*Exercise task:* Copy the data that follows, character for character, minus the pictures.

Dataset records

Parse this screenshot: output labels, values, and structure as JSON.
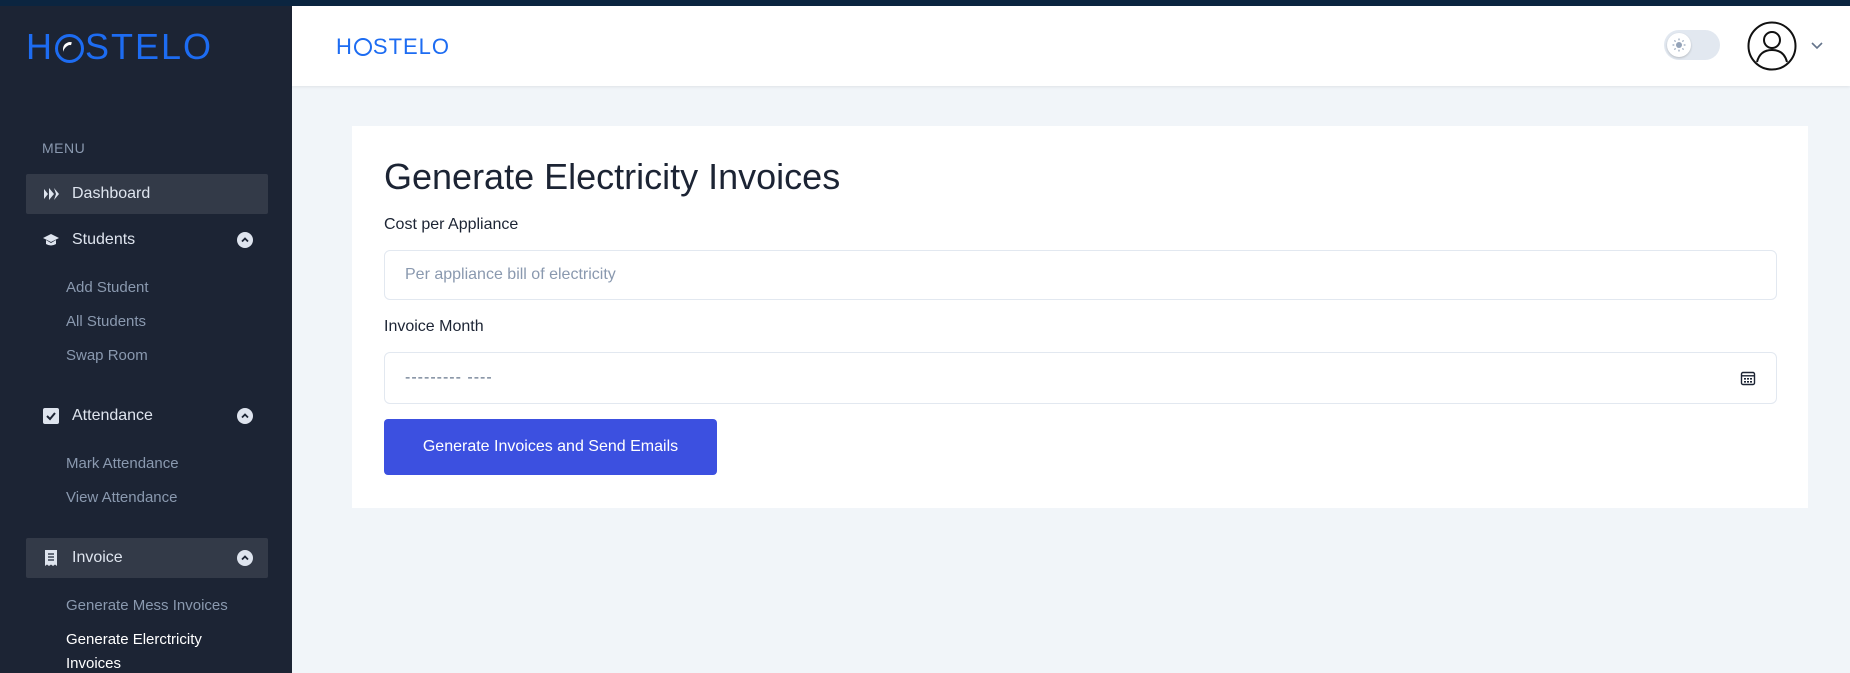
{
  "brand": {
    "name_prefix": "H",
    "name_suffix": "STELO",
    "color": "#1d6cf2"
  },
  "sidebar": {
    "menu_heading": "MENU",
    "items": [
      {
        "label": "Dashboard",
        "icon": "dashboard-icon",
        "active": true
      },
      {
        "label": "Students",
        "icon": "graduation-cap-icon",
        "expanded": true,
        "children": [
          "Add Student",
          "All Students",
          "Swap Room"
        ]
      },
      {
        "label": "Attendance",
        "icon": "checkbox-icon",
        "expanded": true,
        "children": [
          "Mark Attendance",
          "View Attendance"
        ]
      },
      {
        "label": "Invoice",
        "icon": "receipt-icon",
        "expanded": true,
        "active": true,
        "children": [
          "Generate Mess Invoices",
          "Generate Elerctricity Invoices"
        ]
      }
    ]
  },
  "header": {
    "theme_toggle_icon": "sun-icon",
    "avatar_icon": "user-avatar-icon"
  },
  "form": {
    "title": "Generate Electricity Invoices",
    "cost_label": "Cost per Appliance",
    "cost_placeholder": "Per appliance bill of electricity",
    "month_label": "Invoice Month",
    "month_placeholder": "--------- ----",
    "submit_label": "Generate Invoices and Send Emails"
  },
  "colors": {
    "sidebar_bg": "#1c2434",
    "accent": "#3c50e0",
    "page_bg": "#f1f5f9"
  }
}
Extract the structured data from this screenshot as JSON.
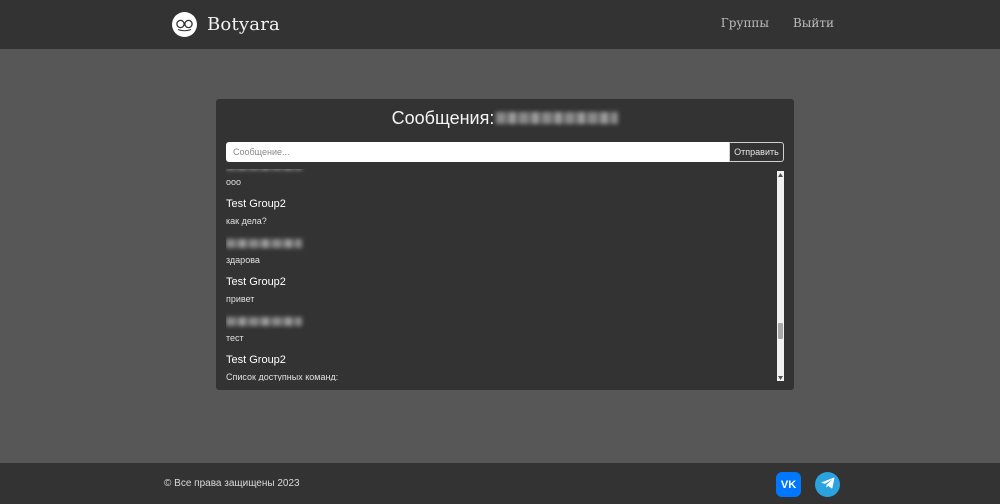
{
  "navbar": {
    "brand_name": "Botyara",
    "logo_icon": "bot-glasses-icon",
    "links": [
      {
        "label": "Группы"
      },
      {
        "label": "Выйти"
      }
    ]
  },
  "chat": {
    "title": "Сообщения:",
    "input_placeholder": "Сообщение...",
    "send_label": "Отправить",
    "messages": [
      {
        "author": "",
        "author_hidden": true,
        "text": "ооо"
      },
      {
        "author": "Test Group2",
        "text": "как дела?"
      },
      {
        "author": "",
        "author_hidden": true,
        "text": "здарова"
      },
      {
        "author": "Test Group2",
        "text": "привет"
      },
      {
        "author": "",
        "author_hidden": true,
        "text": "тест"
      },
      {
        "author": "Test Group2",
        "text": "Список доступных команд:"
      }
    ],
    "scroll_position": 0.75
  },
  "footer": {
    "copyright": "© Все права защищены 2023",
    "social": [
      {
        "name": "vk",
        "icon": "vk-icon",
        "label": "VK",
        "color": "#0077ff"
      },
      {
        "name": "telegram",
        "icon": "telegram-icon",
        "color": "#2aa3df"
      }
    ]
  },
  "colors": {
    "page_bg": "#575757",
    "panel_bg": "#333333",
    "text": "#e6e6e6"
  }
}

*Exercise answer:*
Parse this screenshot: output labels, values, and structure as JSON.
{
  "brand": {
    "name_prefix": "H",
    "name_suffix": "STELO",
    "color": "#1d6cf2"
  },
  "sidebar": {
    "menu_heading": "MENU",
    "items": [
      {
        "label": "Dashboard",
        "icon": "dashboard-icon",
        "active": true
      },
      {
        "label": "Students",
        "icon": "graduation-cap-icon",
        "expanded": true,
        "children": [
          "Add Student",
          "All Students",
          "Swap Room"
        ]
      },
      {
        "label": "Attendance",
        "icon": "checkbox-icon",
        "expanded": true,
        "children": [
          "Mark Attendance",
          "View Attendance"
        ]
      },
      {
        "label": "Invoice",
        "icon": "receipt-icon",
        "expanded": true,
        "active": true,
        "children": [
          "Generate Mess Invoices",
          "Generate Elerctricity Invoices"
        ]
      }
    ]
  },
  "header": {
    "theme_toggle_icon": "sun-icon",
    "avatar_icon": "user-avatar-icon"
  },
  "form": {
    "title": "Generate Electricity Invoices",
    "cost_label": "Cost per Appliance",
    "cost_placeholder": "Per appliance bill of electricity",
    "month_label": "Invoice Month",
    "month_placeholder": "--------- ----",
    "submit_label": "Generate Invoices and Send Emails"
  },
  "colors": {
    "sidebar_bg": "#1c2434",
    "accent": "#3c50e0",
    "page_bg": "#f1f5f9"
  }
}
Extract the structured data from this screenshot as JSON.
{
  "navbar": {
    "brand_name": "Botyara",
    "logo_icon": "bot-glasses-icon",
    "links": [
      {
        "label": "Группы"
      },
      {
        "label": "Выйти"
      }
    ]
  },
  "chat": {
    "title": "Сообщения:",
    "input_placeholder": "Сообщение...",
    "send_label": "Отправить",
    "messages": [
      {
        "author": "",
        "author_hidden": true,
        "text": "ооо"
      },
      {
        "author": "Test Group2",
        "text": "как дела?"
      },
      {
        "author": "",
        "author_hidden": true,
        "text": "здарова"
      },
      {
        "author": "Test Group2",
        "text": "привет"
      },
      {
        "author": "",
        "author_hidden": true,
        "text": "тест"
      },
      {
        "author": "Test Group2",
        "text": "Список доступных команд:"
      }
    ],
    "scroll_position": 0.75
  },
  "footer": {
    "copyright": "© Все права защищены 2023",
    "social": [
      {
        "name": "vk",
        "icon": "vk-icon",
        "label": "VK",
        "color": "#0077ff"
      },
      {
        "name": "telegram",
        "icon": "telegram-icon",
        "color": "#2aa3df"
      }
    ]
  },
  "colors": {
    "page_bg": "#575757",
    "panel_bg": "#333333",
    "text": "#e6e6e6"
  }
}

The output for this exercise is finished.